• Task prompt: Without including any images, repeat the data exactly.

• Material shown:

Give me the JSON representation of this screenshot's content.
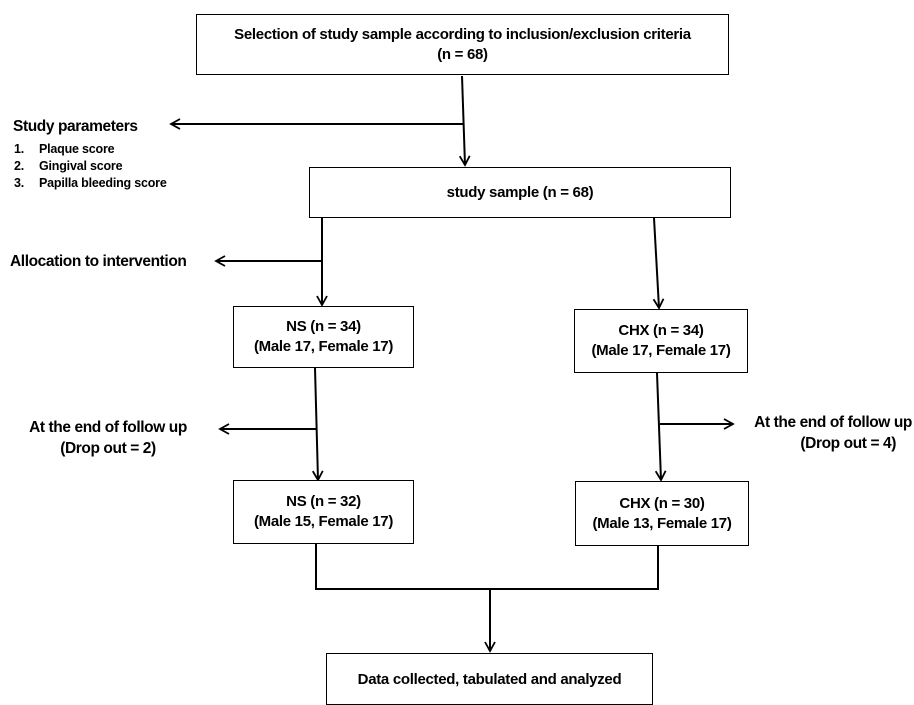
{
  "boxes": {
    "selection": {
      "line1": "Selection of study sample according to inclusion/exclusion criteria",
      "line2": "(n = 68)"
    },
    "study_sample": {
      "line1": "study sample (n = 68)"
    },
    "ns_allocated": {
      "line1": "NS (n = 34)",
      "line2": "(Male 17, Female 17)"
    },
    "chx_allocated": {
      "line1": "CHX (n = 34)",
      "line2": "(Male 17, Female 17)"
    },
    "ns_followup": {
      "line1": "NS (n = 32)",
      "line2": "(Male 15, Female 17)"
    },
    "chx_followup": {
      "line1": "CHX (n = 30)",
      "line2": "(Male 13, Female 17)"
    },
    "data": {
      "line1": "Data collected, tabulated and analyzed"
    }
  },
  "side_labels": {
    "study_parameters": {
      "title": "Study parameters",
      "items": [
        {
          "num": "1.",
          "text": "Plaque score"
        },
        {
          "num": "2.",
          "text": "Gingival score"
        },
        {
          "num": "3.",
          "text": "Papilla bleeding score"
        }
      ]
    },
    "allocation": "Allocation to intervention",
    "followup_left": {
      "line1": "At the end of follow up",
      "line2": "(Drop out = 2)"
    },
    "followup_right": {
      "line1": "At the end of follow up",
      "line2": "(Drop out = 4)"
    }
  }
}
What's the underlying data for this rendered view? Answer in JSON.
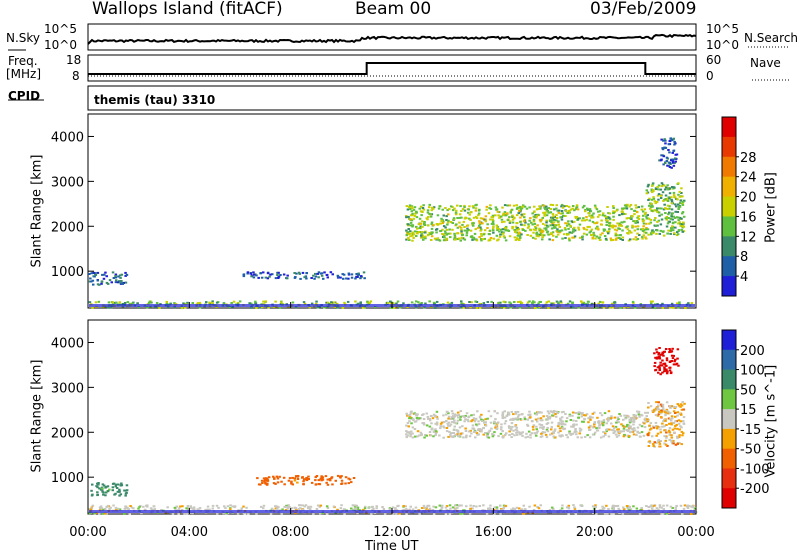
{
  "header": {
    "station": "Wallops Island (fitACF)",
    "beam": "Beam 00",
    "date": "03/Feb/2009"
  },
  "top_panels": {
    "nsky_label": "N.Sky",
    "nsky_ticks": [
      "10^5",
      "10^0"
    ],
    "nsearch_label": "N.Search",
    "nsearch_ticks": [
      "10^5",
      "10^0"
    ],
    "freq_label": "Freq.",
    "freq_unit": "[MHz]",
    "freq_ticks": [
      "18",
      "8"
    ],
    "nave_label": "Nave",
    "nave_ticks": [
      "60",
      "0"
    ],
    "cpid_label": "CPID",
    "cpid_value": "themis (tau) 3310"
  },
  "chart_data": [
    {
      "type": "heatmap",
      "title": "",
      "xlabel": "Time UT",
      "ylabel": "Slant Range [km]",
      "x_ticks": [
        "00:00",
        "04:00",
        "08:00",
        "12:00",
        "16:00",
        "20:00",
        "00:00"
      ],
      "y_ticks": [
        1000,
        2000,
        3000,
        4000
      ],
      "xlim": [
        0,
        24
      ],
      "ylim": [
        180,
        4500
      ],
      "colorbar": {
        "label": "Power [dB]",
        "ticks": [
          4,
          8,
          12,
          16,
          20,
          24,
          28
        ],
        "colors": [
          "#1f1fd8",
          "#1f5fa8",
          "#3a8a6a",
          "#5fbf3f",
          "#c8d000",
          "#f0b000",
          "#f07a00",
          "#e83a00",
          "#e00000"
        ]
      },
      "regions": [
        {
          "t0": 0.0,
          "t1": 1.5,
          "r0": 700,
          "r1": 1000,
          "value": 6
        },
        {
          "t0": 0.0,
          "t1": 24.0,
          "r0": 200,
          "r1": 350,
          "value": 14
        },
        {
          "t0": 6.0,
          "t1": 11.0,
          "r0": 850,
          "r1": 1000,
          "value": 5
        },
        {
          "t0": 12.5,
          "t1": 22.0,
          "r0": 1700,
          "r1": 2500,
          "value": 16
        },
        {
          "t0": 22.0,
          "t1": 23.5,
          "r0": 1800,
          "r1": 3000,
          "value": 14
        },
        {
          "t0": 22.5,
          "t1": 23.2,
          "r0": 3300,
          "r1": 4000,
          "value": 6
        }
      ]
    },
    {
      "type": "heatmap",
      "title": "",
      "xlabel": "Time UT",
      "ylabel": "Slant Range [km]",
      "x_ticks": [
        "00:00",
        "04:00",
        "08:00",
        "12:00",
        "16:00",
        "20:00",
        "00:00"
      ],
      "y_ticks": [
        1000,
        2000,
        3000,
        4000
      ],
      "xlim": [
        0,
        24
      ],
      "ylim": [
        180,
        4500
      ],
      "colorbar": {
        "label": "Velocity [m s^-1]",
        "ticks": [
          "200",
          "100",
          "50",
          "15",
          "-15",
          "-50",
          "-100",
          "-200"
        ],
        "colors": [
          "#1f1fd8",
          "#2f6aa8",
          "#3a8a6a",
          "#6fc640",
          "#c8c8c0",
          "#f4a000",
          "#f06000",
          "#e83010",
          "#e00000"
        ]
      },
      "regions": [
        {
          "t0": 0.0,
          "t1": 1.5,
          "r0": 600,
          "r1": 900,
          "value": 50
        },
        {
          "t0": 0.0,
          "t1": 24.0,
          "r0": 200,
          "r1": 400,
          "value": 0
        },
        {
          "t0": 6.5,
          "t1": 10.5,
          "r0": 850,
          "r1": 1050,
          "value": -50
        },
        {
          "t0": 12.5,
          "t1": 22.0,
          "r0": 1900,
          "r1": 2500,
          "value": 0
        },
        {
          "t0": 22.3,
          "t1": 23.3,
          "r0": 3300,
          "r1": 3900,
          "value": -200
        },
        {
          "t0": 22.0,
          "t1": 23.5,
          "r0": 1700,
          "r1": 2700,
          "value": -15
        }
      ]
    }
  ]
}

• Answer:
Give me the JSON representation of this screenshot's content.
{
  "boxes": {
    "selection": {
      "line1": "Selection of study sample according to inclusion/exclusion criteria",
      "line2": "(n = 68)"
    },
    "study_sample": {
      "line1": "study sample (n = 68)"
    },
    "ns_allocated": {
      "line1": "NS (n = 34)",
      "line2": "(Male 17, Female 17)"
    },
    "chx_allocated": {
      "line1": "CHX (n = 34)",
      "line2": "(Male 17, Female 17)"
    },
    "ns_followup": {
      "line1": "NS (n = 32)",
      "line2": "(Male 15, Female 17)"
    },
    "chx_followup": {
      "line1": "CHX (n = 30)",
      "line2": "(Male 13, Female 17)"
    },
    "data": {
      "line1": "Data collected, tabulated and analyzed"
    }
  },
  "side_labels": {
    "study_parameters": {
      "title": "Study parameters",
      "items": [
        {
          "num": "1.",
          "text": "Plaque score"
        },
        {
          "num": "2.",
          "text": "Gingival score"
        },
        {
          "num": "3.",
          "text": "Papilla bleeding score"
        }
      ]
    },
    "allocation": "Allocation to intervention",
    "followup_left": {
      "line1": "At the end of follow up",
      "line2": "(Drop out = 2)"
    },
    "followup_right": {
      "line1": "At the end of follow up",
      "line2": "(Drop out = 4)"
    }
  }
}
What's the underlying data for this rendered view? Answer in JSON.
{
  "header": {
    "station": "Wallops Island (fitACF)",
    "beam": "Beam 00",
    "date": "03/Feb/2009"
  },
  "top_panels": {
    "nsky_label": "N.Sky",
    "nsky_ticks": [
      "10^5",
      "10^0"
    ],
    "nsearch_label": "N.Search",
    "nsearch_ticks": [
      "10^5",
      "10^0"
    ],
    "freq_label": "Freq.",
    "freq_unit": "[MHz]",
    "freq_ticks": [
      "18",
      "8"
    ],
    "nave_label": "Nave",
    "nave_ticks": [
      "60",
      "0"
    ],
    "cpid_label": "CPID",
    "cpid_value": "themis (tau) 3310"
  },
  "chart_data": [
    {
      "type": "heatmap",
      "title": "",
      "xlabel": "Time UT",
      "ylabel": "Slant Range [km]",
      "x_ticks": [
        "00:00",
        "04:00",
        "08:00",
        "12:00",
        "16:00",
        "20:00",
        "00:00"
      ],
      "y_ticks": [
        1000,
        2000,
        3000,
        4000
      ],
      "xlim": [
        0,
        24
      ],
      "ylim": [
        180,
        4500
      ],
      "colorbar": {
        "label": "Power [dB]",
        "ticks": [
          4,
          8,
          12,
          16,
          20,
          24,
          28
        ],
        "colors": [
          "#1f1fd8",
          "#1f5fa8",
          "#3a8a6a",
          "#5fbf3f",
          "#c8d000",
          "#f0b000",
          "#f07a00",
          "#e83a00",
          "#e00000"
        ]
      },
      "regions": [
        {
          "t0": 0.0,
          "t1": 1.5,
          "r0": 700,
          "r1": 1000,
          "value": 6
        },
        {
          "t0": 0.0,
          "t1": 24.0,
          "r0": 200,
          "r1": 350,
          "value": 14
        },
        {
          "t0": 6.0,
          "t1": 11.0,
          "r0": 850,
          "r1": 1000,
          "value": 5
        },
        {
          "t0": 12.5,
          "t1": 22.0,
          "r0": 1700,
          "r1": 2500,
          "value": 16
        },
        {
          "t0": 22.0,
          "t1": 23.5,
          "r0": 1800,
          "r1": 3000,
          "value": 14
        },
        {
          "t0": 22.5,
          "t1": 23.2,
          "r0": 3300,
          "r1": 4000,
          "value": 6
        }
      ]
    },
    {
      "type": "heatmap",
      "title": "",
      "xlabel": "Time UT",
      "ylabel": "Slant Range [km]",
      "x_ticks": [
        "00:00",
        "04:00",
        "08:00",
        "12:00",
        "16:00",
        "20:00",
        "00:00"
      ],
      "y_ticks": [
        1000,
        2000,
        3000,
        4000
      ],
      "xlim": [
        0,
        24
      ],
      "ylim": [
        180,
        4500
      ],
      "colorbar": {
        "label": "Velocity [m s^-1]",
        "ticks": [
          "200",
          "100",
          "50",
          "15",
          "-15",
          "-50",
          "-100",
          "-200"
        ],
        "colors": [
          "#1f1fd8",
          "#2f6aa8",
          "#3a8a6a",
          "#6fc640",
          "#c8c8c0",
          "#f4a000",
          "#f06000",
          "#e83010",
          "#e00000"
        ]
      },
      "regions": [
        {
          "t0": 0.0,
          "t1": 1.5,
          "r0": 600,
          "r1": 900,
          "value": 50
        },
        {
          "t0": 0.0,
          "t1": 24.0,
          "r0": 200,
          "r1": 400,
          "value": 0
        },
        {
          "t0": 6.5,
          "t1": 10.5,
          "r0": 850,
          "r1": 1050,
          "value": -50
        },
        {
          "t0": 12.5,
          "t1": 22.0,
          "r0": 1900,
          "r1": 2500,
          "value": 0
        },
        {
          "t0": 22.3,
          "t1": 23.3,
          "r0": 3300,
          "r1": 3900,
          "value": -200
        },
        {
          "t0": 22.0,
          "t1": 23.5,
          "r0": 1700,
          "r1": 2700,
          "value": -15
        }
      ]
    }
  ]
}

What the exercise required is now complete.